Task:
Check every line of the data below for the string "knowledge", and copy the ones that hold it.

The records:
========

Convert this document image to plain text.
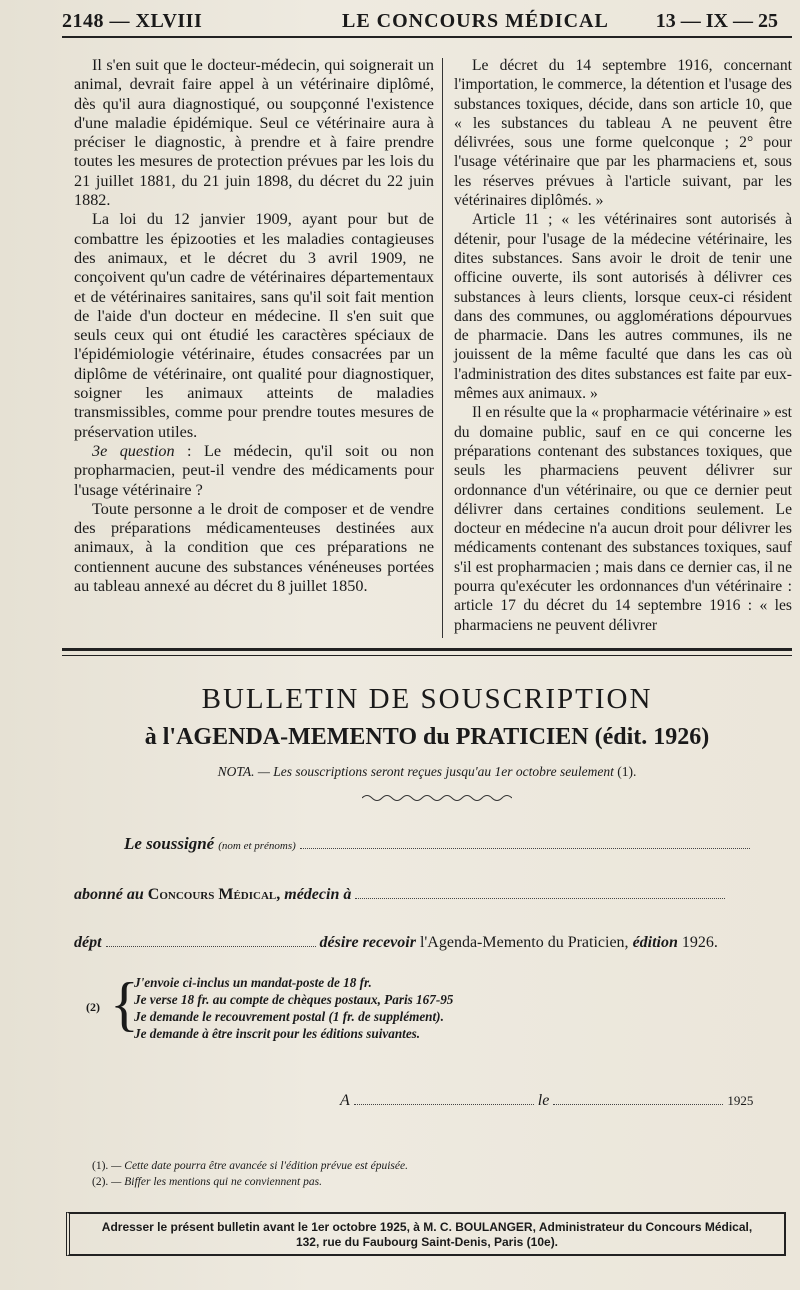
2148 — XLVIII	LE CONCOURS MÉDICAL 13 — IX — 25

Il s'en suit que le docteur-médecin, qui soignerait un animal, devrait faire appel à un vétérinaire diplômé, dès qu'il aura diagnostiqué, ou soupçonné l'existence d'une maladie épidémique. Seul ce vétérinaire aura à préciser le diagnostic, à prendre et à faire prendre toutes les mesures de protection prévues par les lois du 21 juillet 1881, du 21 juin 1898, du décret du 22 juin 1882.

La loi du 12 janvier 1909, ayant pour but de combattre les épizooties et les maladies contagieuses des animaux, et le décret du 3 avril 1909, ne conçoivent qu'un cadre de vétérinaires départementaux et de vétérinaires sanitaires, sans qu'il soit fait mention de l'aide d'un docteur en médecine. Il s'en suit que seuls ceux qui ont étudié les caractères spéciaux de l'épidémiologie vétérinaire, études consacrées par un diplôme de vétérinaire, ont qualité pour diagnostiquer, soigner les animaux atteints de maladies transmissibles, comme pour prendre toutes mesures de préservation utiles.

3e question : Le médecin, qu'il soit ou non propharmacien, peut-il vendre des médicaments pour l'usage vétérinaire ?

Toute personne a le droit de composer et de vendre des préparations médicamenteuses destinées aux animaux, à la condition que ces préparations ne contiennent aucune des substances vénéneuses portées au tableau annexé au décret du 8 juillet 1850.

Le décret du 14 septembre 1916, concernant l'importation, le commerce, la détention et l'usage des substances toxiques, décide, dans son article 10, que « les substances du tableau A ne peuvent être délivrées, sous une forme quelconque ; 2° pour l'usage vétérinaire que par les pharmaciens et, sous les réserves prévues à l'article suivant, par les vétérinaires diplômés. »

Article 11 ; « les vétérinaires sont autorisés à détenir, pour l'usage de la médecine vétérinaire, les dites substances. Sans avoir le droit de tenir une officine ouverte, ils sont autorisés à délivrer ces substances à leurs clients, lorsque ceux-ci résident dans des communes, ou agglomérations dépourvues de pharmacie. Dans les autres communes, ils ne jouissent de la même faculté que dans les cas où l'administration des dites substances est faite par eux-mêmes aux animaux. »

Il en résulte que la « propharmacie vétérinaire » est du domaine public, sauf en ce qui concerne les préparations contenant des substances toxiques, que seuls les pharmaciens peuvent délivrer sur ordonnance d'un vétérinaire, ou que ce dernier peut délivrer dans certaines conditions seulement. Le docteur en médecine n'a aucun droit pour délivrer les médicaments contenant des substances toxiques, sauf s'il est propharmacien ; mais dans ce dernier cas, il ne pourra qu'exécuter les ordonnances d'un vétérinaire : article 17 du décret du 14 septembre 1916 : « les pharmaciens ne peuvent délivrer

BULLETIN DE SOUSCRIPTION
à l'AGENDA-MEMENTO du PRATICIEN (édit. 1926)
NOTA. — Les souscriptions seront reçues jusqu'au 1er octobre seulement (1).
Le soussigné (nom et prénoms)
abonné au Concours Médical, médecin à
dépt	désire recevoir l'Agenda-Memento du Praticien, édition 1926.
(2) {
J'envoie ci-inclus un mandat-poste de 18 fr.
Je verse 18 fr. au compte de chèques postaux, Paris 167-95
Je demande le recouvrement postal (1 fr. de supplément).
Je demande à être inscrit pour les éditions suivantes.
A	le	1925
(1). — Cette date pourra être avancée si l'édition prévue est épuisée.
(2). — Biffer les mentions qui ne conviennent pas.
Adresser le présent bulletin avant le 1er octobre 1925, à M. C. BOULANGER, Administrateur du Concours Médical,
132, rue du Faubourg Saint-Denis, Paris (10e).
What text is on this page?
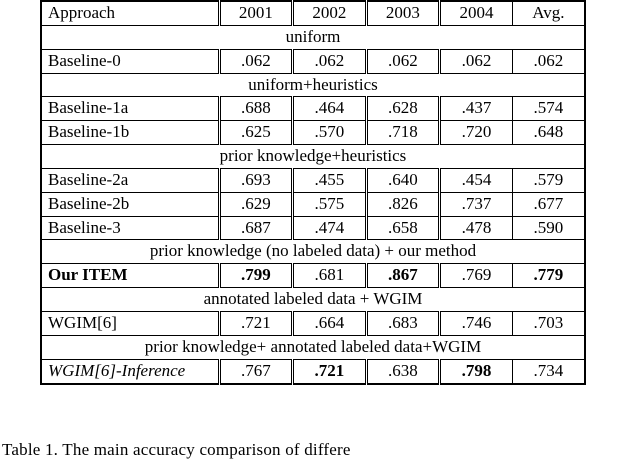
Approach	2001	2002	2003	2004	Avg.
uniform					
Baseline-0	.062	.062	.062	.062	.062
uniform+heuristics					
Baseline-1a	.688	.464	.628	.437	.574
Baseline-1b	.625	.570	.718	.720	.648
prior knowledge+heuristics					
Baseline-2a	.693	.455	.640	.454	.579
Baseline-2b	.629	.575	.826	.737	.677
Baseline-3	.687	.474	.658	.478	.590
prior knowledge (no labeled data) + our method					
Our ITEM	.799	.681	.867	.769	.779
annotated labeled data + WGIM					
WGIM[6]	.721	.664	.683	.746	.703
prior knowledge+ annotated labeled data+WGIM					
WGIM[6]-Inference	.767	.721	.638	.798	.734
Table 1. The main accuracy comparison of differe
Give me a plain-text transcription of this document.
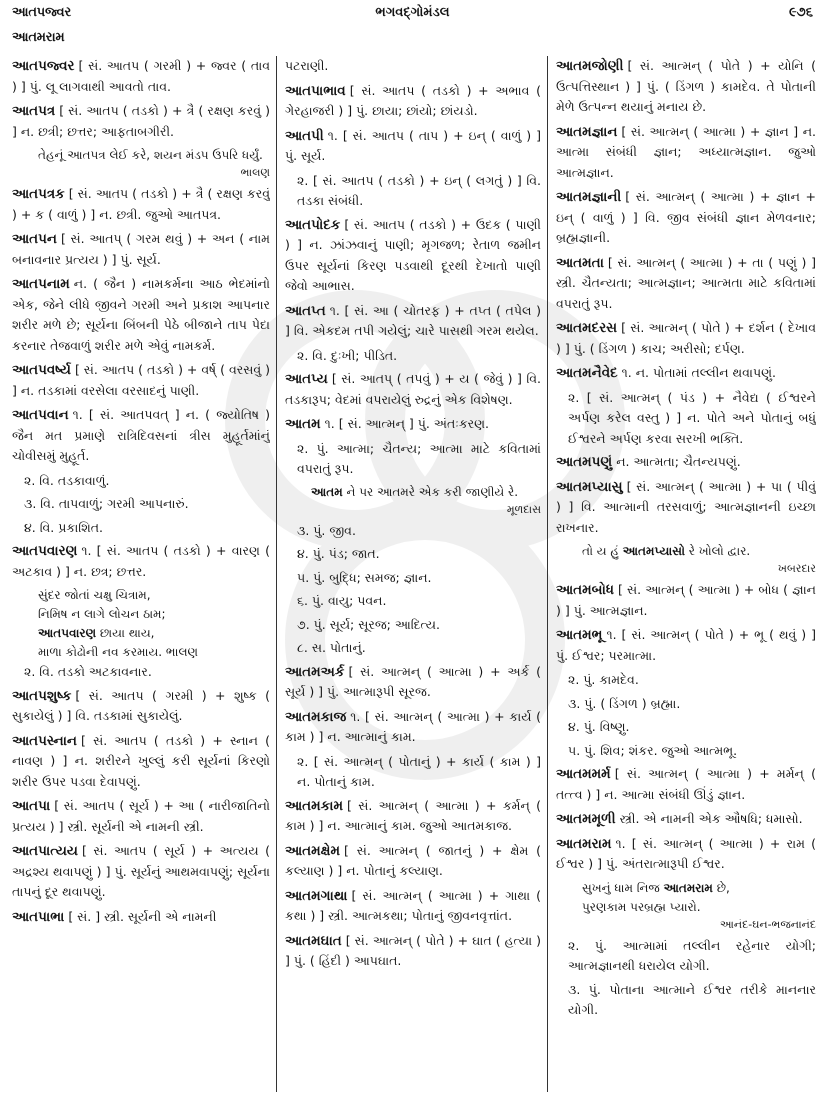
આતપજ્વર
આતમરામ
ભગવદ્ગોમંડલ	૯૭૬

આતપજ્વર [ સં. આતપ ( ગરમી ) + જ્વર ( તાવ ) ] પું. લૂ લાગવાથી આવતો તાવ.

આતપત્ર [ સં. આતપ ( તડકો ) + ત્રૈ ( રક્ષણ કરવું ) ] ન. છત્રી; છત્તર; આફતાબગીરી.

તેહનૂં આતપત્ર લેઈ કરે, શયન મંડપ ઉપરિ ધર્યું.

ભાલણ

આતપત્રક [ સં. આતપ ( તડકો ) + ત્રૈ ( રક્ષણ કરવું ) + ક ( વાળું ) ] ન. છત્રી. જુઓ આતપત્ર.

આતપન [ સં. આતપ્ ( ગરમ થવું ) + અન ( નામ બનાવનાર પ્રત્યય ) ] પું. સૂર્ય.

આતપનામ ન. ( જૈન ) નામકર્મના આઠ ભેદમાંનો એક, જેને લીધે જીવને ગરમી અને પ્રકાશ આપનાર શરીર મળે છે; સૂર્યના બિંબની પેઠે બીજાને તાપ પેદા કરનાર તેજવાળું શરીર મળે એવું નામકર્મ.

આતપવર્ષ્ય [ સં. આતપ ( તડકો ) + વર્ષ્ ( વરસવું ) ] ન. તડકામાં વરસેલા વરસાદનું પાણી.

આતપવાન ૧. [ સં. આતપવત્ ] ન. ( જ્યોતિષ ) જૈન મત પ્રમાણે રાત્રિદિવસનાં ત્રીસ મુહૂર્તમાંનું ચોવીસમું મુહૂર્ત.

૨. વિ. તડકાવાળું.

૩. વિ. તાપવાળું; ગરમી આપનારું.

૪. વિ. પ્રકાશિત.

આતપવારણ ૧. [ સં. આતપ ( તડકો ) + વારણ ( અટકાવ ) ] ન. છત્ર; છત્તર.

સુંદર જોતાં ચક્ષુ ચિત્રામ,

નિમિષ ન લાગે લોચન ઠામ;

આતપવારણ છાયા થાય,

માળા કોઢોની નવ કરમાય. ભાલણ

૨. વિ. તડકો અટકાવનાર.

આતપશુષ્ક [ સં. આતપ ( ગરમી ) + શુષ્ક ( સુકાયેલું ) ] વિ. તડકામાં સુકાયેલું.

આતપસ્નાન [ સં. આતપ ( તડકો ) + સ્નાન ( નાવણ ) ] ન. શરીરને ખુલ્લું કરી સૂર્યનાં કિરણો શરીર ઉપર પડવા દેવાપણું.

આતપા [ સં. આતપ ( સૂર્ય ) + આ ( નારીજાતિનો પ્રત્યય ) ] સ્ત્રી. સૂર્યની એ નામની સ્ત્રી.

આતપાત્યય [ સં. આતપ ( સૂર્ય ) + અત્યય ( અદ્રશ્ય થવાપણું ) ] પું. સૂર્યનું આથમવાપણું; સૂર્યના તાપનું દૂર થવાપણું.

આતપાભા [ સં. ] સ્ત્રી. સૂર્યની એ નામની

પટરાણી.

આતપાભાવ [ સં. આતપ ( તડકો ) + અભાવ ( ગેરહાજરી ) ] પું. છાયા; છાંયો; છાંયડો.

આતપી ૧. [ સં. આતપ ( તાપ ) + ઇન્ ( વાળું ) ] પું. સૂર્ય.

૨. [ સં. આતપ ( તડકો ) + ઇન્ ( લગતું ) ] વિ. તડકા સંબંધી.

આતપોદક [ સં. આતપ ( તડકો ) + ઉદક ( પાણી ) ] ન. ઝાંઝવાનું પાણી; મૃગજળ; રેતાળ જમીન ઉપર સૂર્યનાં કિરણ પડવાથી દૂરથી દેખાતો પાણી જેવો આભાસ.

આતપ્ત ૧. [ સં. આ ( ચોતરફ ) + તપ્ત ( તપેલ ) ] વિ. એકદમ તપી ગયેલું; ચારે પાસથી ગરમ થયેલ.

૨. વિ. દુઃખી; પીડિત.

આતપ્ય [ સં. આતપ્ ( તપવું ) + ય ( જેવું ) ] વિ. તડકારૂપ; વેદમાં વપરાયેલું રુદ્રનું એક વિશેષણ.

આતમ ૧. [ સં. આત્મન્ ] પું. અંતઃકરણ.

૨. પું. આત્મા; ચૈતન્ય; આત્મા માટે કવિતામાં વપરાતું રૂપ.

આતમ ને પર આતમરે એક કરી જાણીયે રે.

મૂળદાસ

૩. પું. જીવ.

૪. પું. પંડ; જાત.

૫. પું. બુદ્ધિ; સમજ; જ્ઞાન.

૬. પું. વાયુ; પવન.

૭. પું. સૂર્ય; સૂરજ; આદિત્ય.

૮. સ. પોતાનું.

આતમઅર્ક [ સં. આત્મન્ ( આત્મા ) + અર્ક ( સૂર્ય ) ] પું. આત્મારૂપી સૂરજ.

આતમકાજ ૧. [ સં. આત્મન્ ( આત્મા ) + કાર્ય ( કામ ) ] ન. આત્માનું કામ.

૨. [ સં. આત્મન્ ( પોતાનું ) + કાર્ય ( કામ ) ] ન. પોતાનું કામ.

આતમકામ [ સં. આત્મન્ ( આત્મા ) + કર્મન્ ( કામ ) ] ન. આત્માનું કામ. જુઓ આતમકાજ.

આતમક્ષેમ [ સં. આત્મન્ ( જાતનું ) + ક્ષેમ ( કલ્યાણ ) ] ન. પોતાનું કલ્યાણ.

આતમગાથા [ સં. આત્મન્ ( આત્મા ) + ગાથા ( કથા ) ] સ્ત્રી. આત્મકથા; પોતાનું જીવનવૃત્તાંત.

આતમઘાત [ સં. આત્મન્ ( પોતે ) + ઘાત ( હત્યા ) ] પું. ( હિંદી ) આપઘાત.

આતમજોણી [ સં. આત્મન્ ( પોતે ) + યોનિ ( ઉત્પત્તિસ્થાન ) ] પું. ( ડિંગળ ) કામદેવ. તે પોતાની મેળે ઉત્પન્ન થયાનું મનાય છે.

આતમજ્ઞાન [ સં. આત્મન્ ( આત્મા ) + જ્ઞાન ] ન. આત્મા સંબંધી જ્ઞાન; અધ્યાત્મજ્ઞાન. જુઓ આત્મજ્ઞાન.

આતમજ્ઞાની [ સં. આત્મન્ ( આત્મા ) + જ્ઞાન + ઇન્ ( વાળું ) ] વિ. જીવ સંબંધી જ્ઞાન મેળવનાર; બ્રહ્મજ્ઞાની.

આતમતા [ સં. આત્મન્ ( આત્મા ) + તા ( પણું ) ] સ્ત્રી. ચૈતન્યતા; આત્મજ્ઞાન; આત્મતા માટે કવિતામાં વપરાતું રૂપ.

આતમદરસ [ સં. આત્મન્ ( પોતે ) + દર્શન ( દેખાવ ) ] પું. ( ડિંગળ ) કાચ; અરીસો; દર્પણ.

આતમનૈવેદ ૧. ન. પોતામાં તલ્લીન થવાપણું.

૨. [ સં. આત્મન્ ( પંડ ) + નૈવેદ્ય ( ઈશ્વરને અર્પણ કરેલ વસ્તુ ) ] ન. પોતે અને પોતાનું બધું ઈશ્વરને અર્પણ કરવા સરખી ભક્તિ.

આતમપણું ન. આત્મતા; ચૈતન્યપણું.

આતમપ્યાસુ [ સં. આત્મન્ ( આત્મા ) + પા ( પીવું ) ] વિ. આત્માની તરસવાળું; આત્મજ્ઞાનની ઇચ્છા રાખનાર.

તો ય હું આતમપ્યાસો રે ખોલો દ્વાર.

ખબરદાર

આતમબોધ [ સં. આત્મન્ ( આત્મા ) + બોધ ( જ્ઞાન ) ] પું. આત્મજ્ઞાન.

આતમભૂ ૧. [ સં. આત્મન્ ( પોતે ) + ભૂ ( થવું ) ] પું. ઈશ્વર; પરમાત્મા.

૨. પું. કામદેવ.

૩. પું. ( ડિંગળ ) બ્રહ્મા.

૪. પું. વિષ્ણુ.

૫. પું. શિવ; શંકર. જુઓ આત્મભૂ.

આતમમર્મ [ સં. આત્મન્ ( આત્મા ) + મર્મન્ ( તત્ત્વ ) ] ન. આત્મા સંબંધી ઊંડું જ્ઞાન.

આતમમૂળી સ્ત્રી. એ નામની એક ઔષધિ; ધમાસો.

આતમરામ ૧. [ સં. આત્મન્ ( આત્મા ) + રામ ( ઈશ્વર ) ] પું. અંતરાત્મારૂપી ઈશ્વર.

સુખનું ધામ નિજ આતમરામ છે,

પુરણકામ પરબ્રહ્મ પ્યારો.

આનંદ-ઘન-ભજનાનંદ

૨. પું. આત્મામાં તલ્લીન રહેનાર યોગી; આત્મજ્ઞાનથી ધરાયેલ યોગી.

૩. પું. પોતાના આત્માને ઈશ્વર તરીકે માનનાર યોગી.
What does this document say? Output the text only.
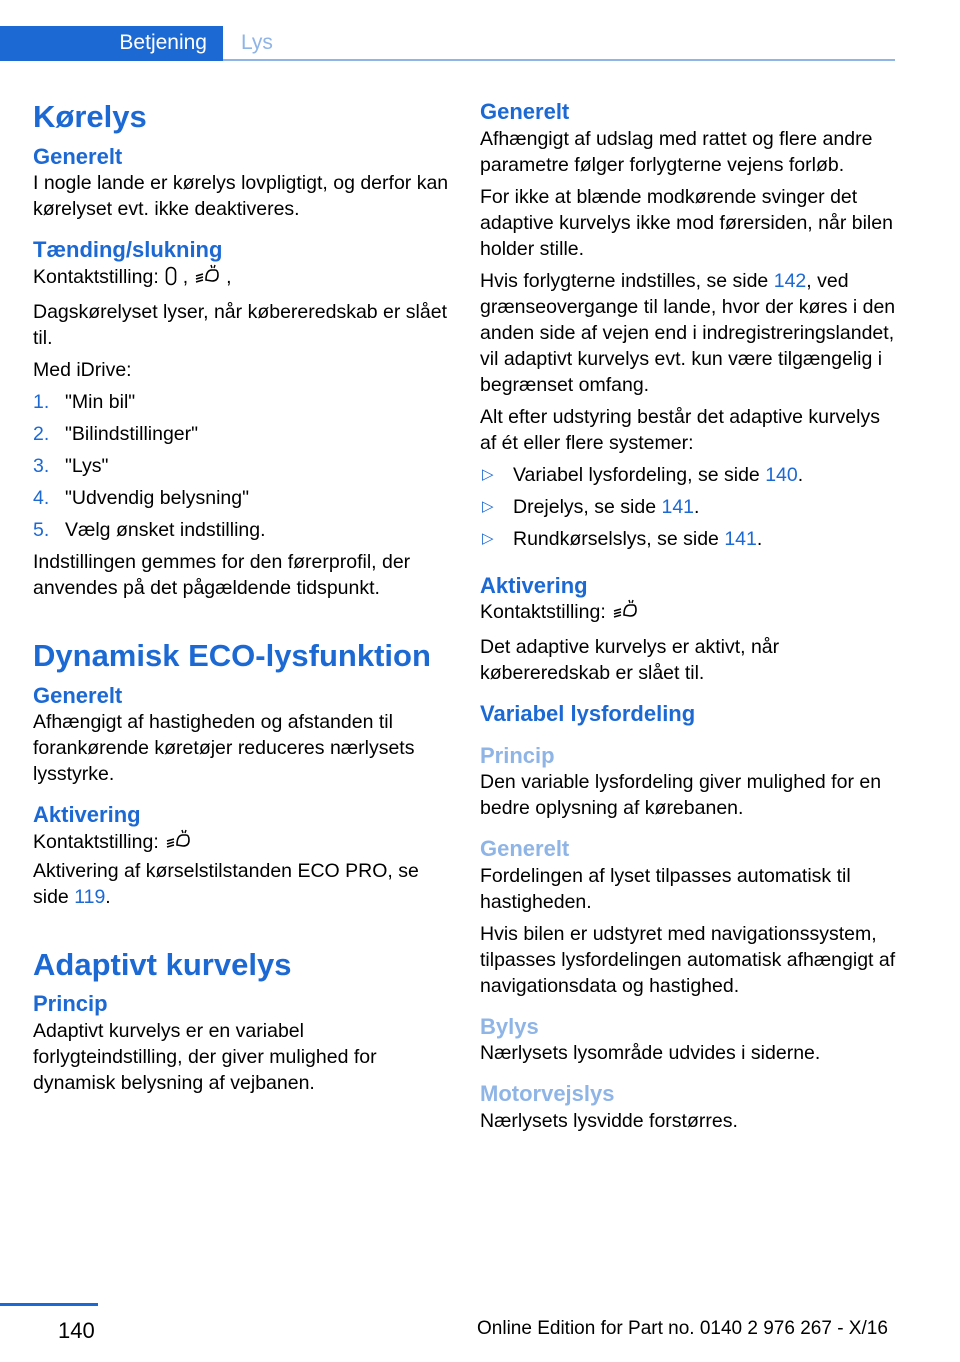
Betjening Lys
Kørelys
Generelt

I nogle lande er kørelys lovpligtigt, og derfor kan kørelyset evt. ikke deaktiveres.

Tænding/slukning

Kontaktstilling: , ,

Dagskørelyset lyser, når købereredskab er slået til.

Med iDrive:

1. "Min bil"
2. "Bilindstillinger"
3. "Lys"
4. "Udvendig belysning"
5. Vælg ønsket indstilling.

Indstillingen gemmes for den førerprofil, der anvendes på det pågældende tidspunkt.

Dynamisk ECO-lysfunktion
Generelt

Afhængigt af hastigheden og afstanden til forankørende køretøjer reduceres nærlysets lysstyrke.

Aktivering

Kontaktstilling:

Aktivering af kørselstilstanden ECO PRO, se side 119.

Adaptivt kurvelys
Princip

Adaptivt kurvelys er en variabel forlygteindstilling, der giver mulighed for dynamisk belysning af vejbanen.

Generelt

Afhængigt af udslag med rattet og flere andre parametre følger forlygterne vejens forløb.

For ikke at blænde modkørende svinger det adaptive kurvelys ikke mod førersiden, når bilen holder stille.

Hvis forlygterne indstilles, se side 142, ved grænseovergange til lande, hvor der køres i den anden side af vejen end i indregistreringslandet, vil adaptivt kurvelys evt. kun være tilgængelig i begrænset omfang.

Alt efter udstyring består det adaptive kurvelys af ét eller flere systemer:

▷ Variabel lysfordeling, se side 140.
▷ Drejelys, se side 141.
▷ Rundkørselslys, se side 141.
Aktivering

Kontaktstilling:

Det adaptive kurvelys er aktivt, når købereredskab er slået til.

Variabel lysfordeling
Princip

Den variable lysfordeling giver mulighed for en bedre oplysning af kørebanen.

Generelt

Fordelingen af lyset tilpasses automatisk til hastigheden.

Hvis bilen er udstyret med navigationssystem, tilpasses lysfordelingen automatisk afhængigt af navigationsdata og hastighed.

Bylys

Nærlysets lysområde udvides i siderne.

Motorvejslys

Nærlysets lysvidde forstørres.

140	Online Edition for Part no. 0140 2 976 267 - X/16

========

Worked answer:
prior knowledge+heuristics					
prior knowledge (no labeled data) + our method					
prior knowledge+ annotated labeled data+WGIM					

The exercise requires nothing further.